*Problem to work on*
Among the entries that follow, tally the lines with the string "waist". Give no more than the number.

*Material*
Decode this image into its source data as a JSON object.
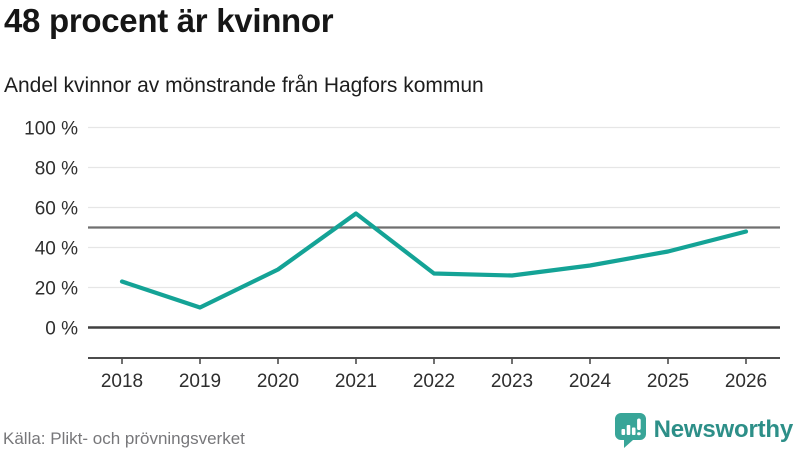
{
  "header": {
    "title": "48 procent är kvinnor",
    "subtitle": "Andel kvinnor av mönstrande från Hagfors kommun"
  },
  "chart_data": {
    "type": "line",
    "title": "48 procent är kvinnor",
    "subtitle": "Andel kvinnor av mönstrande från Hagfors kommun",
    "categories": [
      "2018",
      "2019",
      "2020",
      "2021",
      "2022",
      "2023",
      "2024",
      "2025",
      "2026"
    ],
    "series": [
      {
        "name": "Andel kvinnor av mönstrande (%)",
        "values": [
          23,
          10,
          29,
          57,
          27,
          26,
          31,
          38,
          48
        ]
      }
    ],
    "ylim": [
      0,
      100
    ],
    "ytick_step": 20,
    "ytick_suffix": " %",
    "reference_line": 50,
    "grid": true,
    "legend": "none"
  },
  "footer": {
    "source": "Källa: Plikt- och prövningsverket",
    "brand": "Newsworthy"
  },
  "colors": {
    "line": "#14a396",
    "grid": "#e6e6e6",
    "grid_zero": "#404040",
    "reference": "#6f6f6f",
    "axis": "#4c4c4c",
    "label": "#2e2e2e",
    "logo_icon": "#38a598",
    "logo_text": "#2d8f88"
  }
}
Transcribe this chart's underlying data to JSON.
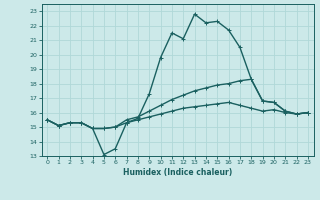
{
  "title": "",
  "xlabel": "Humidex (Indice chaleur)",
  "bg_color": "#cce9e9",
  "line_color": "#1a6060",
  "grid_color": "#b0d8d8",
  "xlim": [
    -0.5,
    23.5
  ],
  "ylim": [
    13,
    23.5
  ],
  "yticks": [
    13,
    14,
    15,
    16,
    17,
    18,
    19,
    20,
    21,
    22,
    23
  ],
  "xticks": [
    0,
    1,
    2,
    3,
    4,
    5,
    6,
    7,
    8,
    9,
    10,
    11,
    12,
    13,
    14,
    15,
    16,
    17,
    18,
    19,
    20,
    21,
    22,
    23
  ],
  "line1_x": [
    0,
    1,
    2,
    3,
    4,
    5,
    6,
    7,
    8,
    9,
    10,
    11,
    12,
    13,
    14,
    15,
    16,
    17,
    18,
    19,
    20,
    21,
    22,
    23
  ],
  "line1_y": [
    15.5,
    15.1,
    15.3,
    15.3,
    14.9,
    13.1,
    13.5,
    15.3,
    15.6,
    17.3,
    19.8,
    21.5,
    21.1,
    22.8,
    22.2,
    22.3,
    21.7,
    20.5,
    18.3,
    16.8,
    16.7,
    16.1,
    15.9,
    16.0
  ],
  "line2_x": [
    0,
    1,
    2,
    3,
    4,
    5,
    6,
    7,
    8,
    9,
    10,
    11,
    12,
    13,
    14,
    15,
    16,
    17,
    18,
    19,
    20,
    21,
    22,
    23
  ],
  "line2_y": [
    15.5,
    15.1,
    15.3,
    15.3,
    14.9,
    14.9,
    15.0,
    15.5,
    15.7,
    16.1,
    16.5,
    16.9,
    17.2,
    17.5,
    17.7,
    17.9,
    18.0,
    18.2,
    18.3,
    16.8,
    16.7,
    16.1,
    15.9,
    16.0
  ],
  "line3_x": [
    0,
    1,
    2,
    3,
    4,
    5,
    6,
    7,
    8,
    9,
    10,
    11,
    12,
    13,
    14,
    15,
    16,
    17,
    18,
    19,
    20,
    21,
    22,
    23
  ],
  "line3_y": [
    15.5,
    15.1,
    15.3,
    15.3,
    14.9,
    14.9,
    15.0,
    15.3,
    15.5,
    15.7,
    15.9,
    16.1,
    16.3,
    16.4,
    16.5,
    16.6,
    16.7,
    16.5,
    16.3,
    16.1,
    16.2,
    16.0,
    15.9,
    16.0
  ],
  "linewidth": 1.0,
  "markersize": 2.0
}
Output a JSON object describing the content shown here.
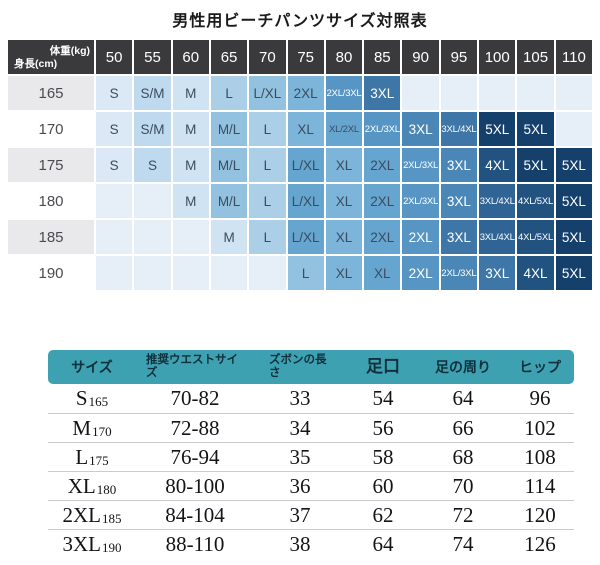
{
  "title": "男性用ビーチパンツサイズ対照表",
  "colors": {
    "header_dark": "#3A3A3C",
    "teal": "#3EA1B2",
    "shade_scale": [
      "#E6EFF7",
      "#DAE9F5",
      "#BFDAEE",
      "#CFE3F2",
      "#ABCFE7",
      "#93C2E0",
      "#7DB4DA",
      "#66A5D0",
      "#5795C4",
      "#4A87B7",
      "#3D76A7",
      "#2F6495",
      "#22527F",
      "#16406C"
    ],
    "cell_text_dark": "#3A4C5E",
    "cell_text_light": "#FFFFFF"
  },
  "size_matrix": {
    "corner": {
      "top": "体重(kg)",
      "bottom": "身長(cm)"
    },
    "weight_headers": [
      "50",
      "55",
      "60",
      "65",
      "70",
      "75",
      "80",
      "85",
      "90",
      "95",
      "100",
      "105",
      "110"
    ],
    "rows": [
      {
        "height": "165",
        "cells": [
          {
            "t": "S",
            "s": 1
          },
          {
            "t": "S/M",
            "s": 2
          },
          {
            "t": "M",
            "s": 3
          },
          {
            "t": "L",
            "s": 4
          },
          {
            "t": "L/XL",
            "s": 5
          },
          {
            "t": "2XL",
            "s": 6
          },
          {
            "t": "2XL/3XL",
            "s": 8
          },
          {
            "t": "3XL",
            "s": 10
          },
          {
            "t": "",
            "s": 0
          },
          {
            "t": "",
            "s": 0
          },
          {
            "t": "",
            "s": 0
          },
          {
            "t": "",
            "s": 0
          },
          {
            "t": "",
            "s": 0
          }
        ]
      },
      {
        "height": "170",
        "cells": [
          {
            "t": "S",
            "s": 1
          },
          {
            "t": "S/M",
            "s": 2
          },
          {
            "t": "M",
            "s": 3
          },
          {
            "t": "M/L",
            "s": 5
          },
          {
            "t": "L",
            "s": 4
          },
          {
            "t": "XL",
            "s": 6
          },
          {
            "t": "XL/2XL",
            "s": 7
          },
          {
            "t": "2XL/3XL",
            "s": 8
          },
          {
            "t": "3XL",
            "s": 9
          },
          {
            "t": "3XL/4XL",
            "s": 10
          },
          {
            "t": "5XL",
            "s": 13
          },
          {
            "t": "5XL",
            "s": 13
          },
          {
            "t": "",
            "s": 0
          }
        ]
      },
      {
        "height": "175",
        "cells": [
          {
            "t": "S",
            "s": 1
          },
          {
            "t": "S",
            "s": 2
          },
          {
            "t": "M",
            "s": 3
          },
          {
            "t": "M/L",
            "s": 5
          },
          {
            "t": "L",
            "s": 4
          },
          {
            "t": "L/XL",
            "s": 7
          },
          {
            "t": "XL",
            "s": 6
          },
          {
            "t": "2XL",
            "s": 7
          },
          {
            "t": "2XL/3XL",
            "s": 8
          },
          {
            "t": "3XL",
            "s": 9
          },
          {
            "t": "4XL",
            "s": 12
          },
          {
            "t": "5XL",
            "s": 13
          },
          {
            "t": "5XL",
            "s": 13
          }
        ]
      },
      {
        "height": "180",
        "cells": [
          {
            "t": "",
            "s": 0
          },
          {
            "t": "",
            "s": 0
          },
          {
            "t": "M",
            "s": 3
          },
          {
            "t": "M/L",
            "s": 5
          },
          {
            "t": "L",
            "s": 4
          },
          {
            "t": "L/XL",
            "s": 7
          },
          {
            "t": "XL",
            "s": 6
          },
          {
            "t": "2XL",
            "s": 7
          },
          {
            "t": "2XL/3XL",
            "s": 8
          },
          {
            "t": "3XL",
            "s": 9
          },
          {
            "t": "3XL/4XL",
            "s": 11
          },
          {
            "t": "4XL/5XL",
            "s": 12
          },
          {
            "t": "5XL",
            "s": 13
          }
        ]
      },
      {
        "height": "185",
        "cells": [
          {
            "t": "",
            "s": 0
          },
          {
            "t": "",
            "s": 0
          },
          {
            "t": "",
            "s": 0
          },
          {
            "t": "M",
            "s": 3
          },
          {
            "t": "L",
            "s": 4
          },
          {
            "t": "L/XL",
            "s": 7
          },
          {
            "t": "XL",
            "s": 6
          },
          {
            "t": "2XL",
            "s": 7
          },
          {
            "t": "2XL",
            "s": 8
          },
          {
            "t": "3XL",
            "s": 10
          },
          {
            "t": "3XL/4XL",
            "s": 11
          },
          {
            "t": "4XL/5XL",
            "s": 12
          },
          {
            "t": "5XL",
            "s": 13
          }
        ]
      },
      {
        "height": "190",
        "cells": [
          {
            "t": "",
            "s": 0
          },
          {
            "t": "",
            "s": 0
          },
          {
            "t": "",
            "s": 0
          },
          {
            "t": "",
            "s": 0
          },
          {
            "t": "",
            "s": 0
          },
          {
            "t": "L",
            "s": 5
          },
          {
            "t": "XL",
            "s": 6
          },
          {
            "t": "XL",
            "s": 7
          },
          {
            "t": "2XL",
            "s": 8
          },
          {
            "t": "2XL/3XL",
            "s": 9
          },
          {
            "t": "3XL",
            "s": 10
          },
          {
            "t": "4XL",
            "s": 12
          },
          {
            "t": "5XL",
            "s": 13
          }
        ]
      }
    ]
  },
  "spec_table": {
    "headers": {
      "size": "サイズ",
      "waist": "推奨ウエストサイズ",
      "length": "ズボンの長さ",
      "leg_opening": "足口",
      "leg_around": "足の周り",
      "hip": "ヒップ"
    },
    "rows": [
      {
        "size": "S",
        "height": "165",
        "waist": "70-82",
        "length": "33",
        "leg_opening": "54",
        "leg_around": "64",
        "hip": "96"
      },
      {
        "size": "M",
        "height": "170",
        "waist": "72-88",
        "length": "34",
        "leg_opening": "56",
        "leg_around": "66",
        "hip": "102"
      },
      {
        "size": "L",
        "height": "175",
        "waist": "76-94",
        "length": "35",
        "leg_opening": "58",
        "leg_around": "68",
        "hip": "108"
      },
      {
        "size": "XL",
        "height": "180",
        "waist": "80-100",
        "length": "36",
        "leg_opening": "60",
        "leg_around": "70",
        "hip": "114"
      },
      {
        "size": "2XL",
        "height": "185",
        "waist": "84-104",
        "length": "37",
        "leg_opening": "62",
        "leg_around": "72",
        "hip": "120"
      },
      {
        "size": "3XL",
        "height": "190",
        "waist": "88-110",
        "length": "38",
        "leg_opening": "64",
        "leg_around": "74",
        "hip": "126"
      }
    ]
  }
}
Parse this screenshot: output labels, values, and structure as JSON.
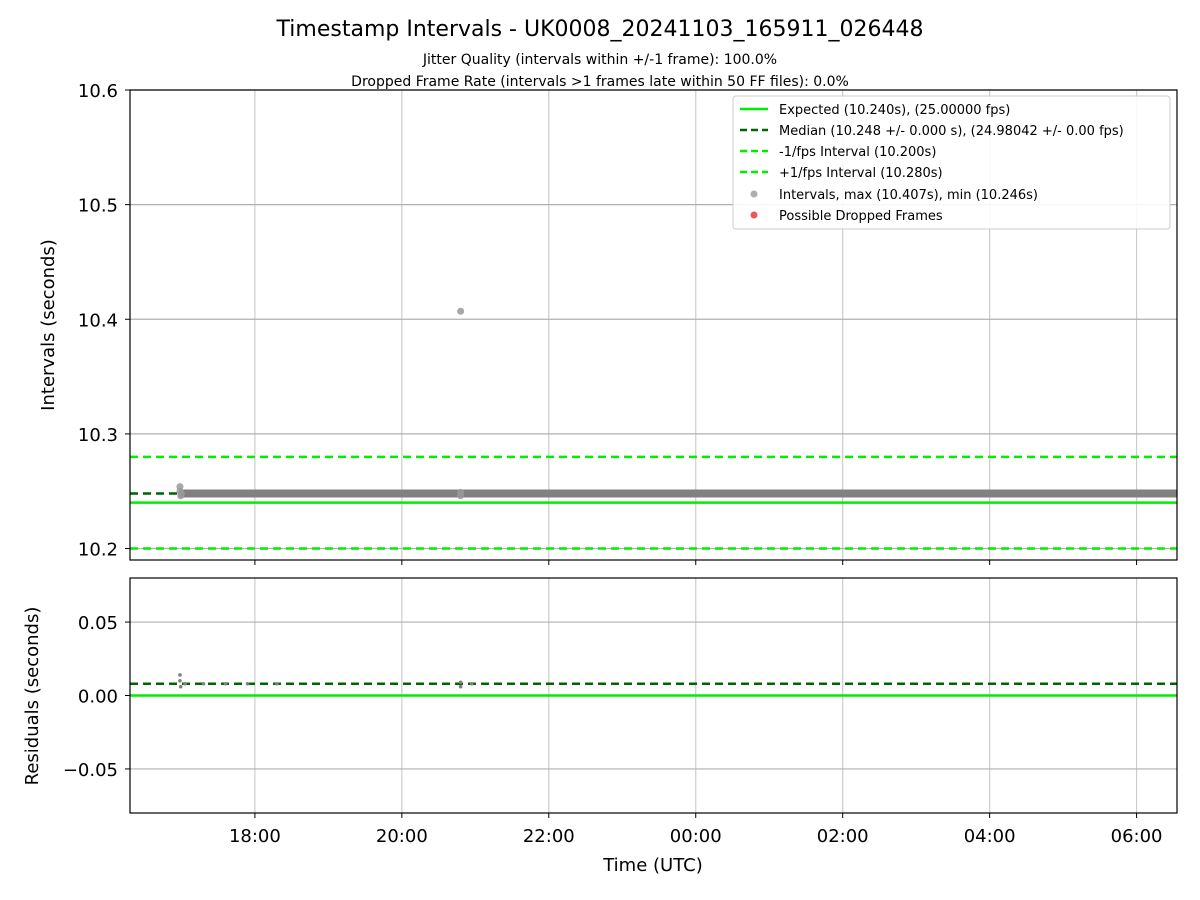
{
  "chart_data": [
    {
      "type": "scatter",
      "title": "Timestamp Intervals - UK0008_20241103_165911_026448",
      "subtitle_lines": [
        "Jitter Quality (intervals within +/-1 frame): 100.0%",
        "Dropped Frame Rate (intervals >1 frames late within 50 FF files): 0.0%"
      ],
      "xlabel": "",
      "ylabel": "Intervals (seconds)",
      "xlim_hours": [
        16.3,
        30.55
      ],
      "ylim": [
        10.19,
        10.6
      ],
      "yticks": [
        10.2,
        10.3,
        10.4,
        10.5,
        10.6
      ],
      "ytick_labels": [
        "10.2",
        "10.3",
        "10.4",
        "10.5",
        "10.6"
      ],
      "grid": true,
      "legend_position": "top-right",
      "reference_lines": [
        {
          "name": "Expected (10.240s), (25.00000 fps)",
          "y": 10.24,
          "color": "#00ee00",
          "style": "solid"
        },
        {
          "name": "Median (10.248 +/- 0.000 s), (24.98042 +/- 0.00 fps)",
          "y": 10.248,
          "color": "#006400",
          "style": "dashed"
        },
        {
          "name": "-1/fps Interval (10.200s)",
          "y": 10.2,
          "color": "#00ee00",
          "style": "dashed"
        },
        {
          "name": "+1/fps Interval (10.280s)",
          "y": 10.28,
          "color": "#00ee00",
          "style": "dashed"
        }
      ],
      "series": [
        {
          "name": "Intervals, max (10.407s), min (10.246s)",
          "color": "#999999",
          "band": {
            "x_start_hours": 16.97,
            "x_end_hours": 30.55,
            "y": 10.248
          },
          "points": [
            {
              "x_hours": 16.98,
              "y": 10.254
            },
            {
              "x_hours": 16.98,
              "y": 10.25
            },
            {
              "x_hours": 16.99,
              "y": 10.246
            },
            {
              "x_hours": 17.0,
              "y": 10.248
            },
            {
              "x_hours": 20.8,
              "y": 10.407
            },
            {
              "x_hours": 20.8,
              "y": 10.249
            },
            {
              "x_hours": 20.8,
              "y": 10.246
            }
          ]
        },
        {
          "name": "Possible Dropped Frames",
          "color": "#ee5555",
          "points": []
        }
      ]
    },
    {
      "type": "scatter",
      "xlabel": "Time (UTC)",
      "ylabel": "Residuals (seconds)",
      "xlim_hours": [
        16.3,
        30.55
      ],
      "ylim": [
        -0.08,
        0.08
      ],
      "yticks": [
        -0.05,
        0.0,
        0.05
      ],
      "ytick_labels": [
        "−0.05",
        "0.00",
        "0.05"
      ],
      "xticks_hours": [
        18,
        20,
        22,
        24,
        26,
        28,
        30
      ],
      "xtick_labels": [
        "18:00",
        "20:00",
        "22:00",
        "00:00",
        "02:00",
        "04:00",
        "06:00"
      ],
      "grid": true,
      "reference_lines": [
        {
          "name": "zero",
          "y": 0.0,
          "color": "#00ee00",
          "style": "solid"
        },
        {
          "name": "median residual",
          "y": 0.008,
          "color": "#006400",
          "style": "dashed"
        }
      ],
      "series": [
        {
          "name": "Residuals",
          "color": "#808080",
          "points": [
            {
              "x_hours": 16.98,
              "y": 0.014
            },
            {
              "x_hours": 16.98,
              "y": 0.01
            },
            {
              "x_hours": 16.99,
              "y": 0.006
            },
            {
              "x_hours": 17.05,
              "y": 0.008
            },
            {
              "x_hours": 17.3,
              "y": 0.008
            },
            {
              "x_hours": 17.6,
              "y": 0.008
            },
            {
              "x_hours": 17.9,
              "y": 0.008
            },
            {
              "x_hours": 18.3,
              "y": 0.008
            },
            {
              "x_hours": 20.8,
              "y": 0.009
            },
            {
              "x_hours": 20.8,
              "y": 0.006
            },
            {
              "x_hours": 20.95,
              "y": 0.008
            }
          ]
        }
      ]
    }
  ]
}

*Solution for this problem*
7